→ **Exercise directions**: Copy the lines holding the word "JSON", all of them.

→ **Items**:
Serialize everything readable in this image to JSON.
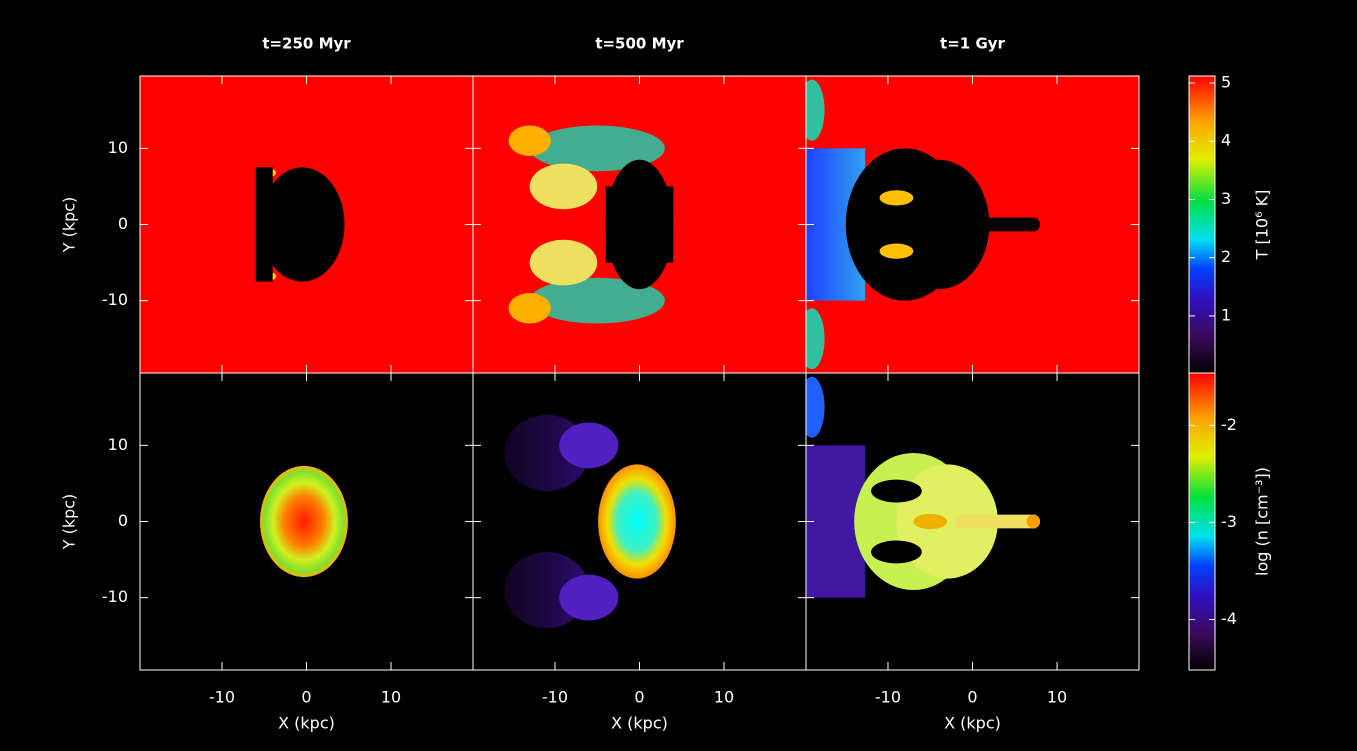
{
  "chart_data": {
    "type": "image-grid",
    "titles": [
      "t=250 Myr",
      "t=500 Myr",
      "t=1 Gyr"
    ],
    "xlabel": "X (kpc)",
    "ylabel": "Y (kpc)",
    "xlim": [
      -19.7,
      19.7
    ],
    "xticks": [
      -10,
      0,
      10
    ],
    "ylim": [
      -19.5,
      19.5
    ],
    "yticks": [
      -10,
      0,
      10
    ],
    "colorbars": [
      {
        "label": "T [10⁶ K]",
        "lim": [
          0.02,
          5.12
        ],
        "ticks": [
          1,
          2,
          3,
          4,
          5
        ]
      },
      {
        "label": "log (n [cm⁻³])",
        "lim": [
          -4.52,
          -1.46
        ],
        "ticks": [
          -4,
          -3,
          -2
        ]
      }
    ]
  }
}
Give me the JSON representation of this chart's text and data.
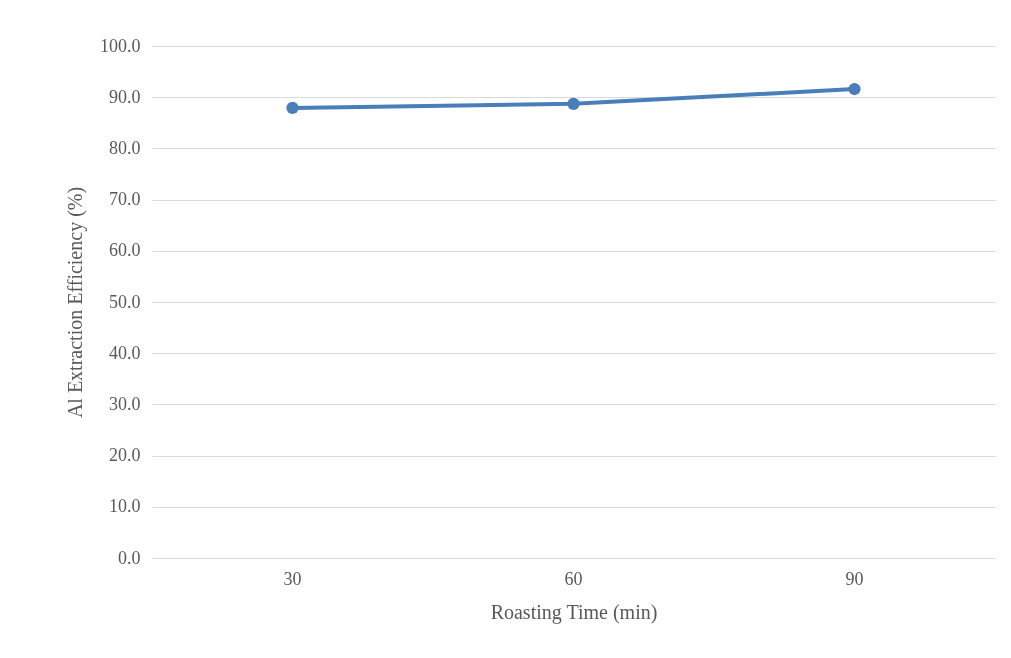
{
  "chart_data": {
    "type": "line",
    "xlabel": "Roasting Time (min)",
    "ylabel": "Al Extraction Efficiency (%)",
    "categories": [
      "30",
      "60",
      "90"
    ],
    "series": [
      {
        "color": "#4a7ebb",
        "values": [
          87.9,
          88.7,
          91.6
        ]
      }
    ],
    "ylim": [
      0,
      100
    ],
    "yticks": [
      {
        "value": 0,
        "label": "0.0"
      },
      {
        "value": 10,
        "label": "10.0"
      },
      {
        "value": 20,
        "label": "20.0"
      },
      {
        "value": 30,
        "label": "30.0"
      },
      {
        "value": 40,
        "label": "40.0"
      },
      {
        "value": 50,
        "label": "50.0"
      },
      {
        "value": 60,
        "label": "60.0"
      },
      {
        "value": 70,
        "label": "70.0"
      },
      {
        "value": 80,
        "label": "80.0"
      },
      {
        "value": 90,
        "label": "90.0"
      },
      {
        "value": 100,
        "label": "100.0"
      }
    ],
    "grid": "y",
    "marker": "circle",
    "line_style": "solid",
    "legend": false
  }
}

→ **Worked answer**:
Serialize everything readable in this image to JSON.
Give me the JSON representation of this chart's text and data.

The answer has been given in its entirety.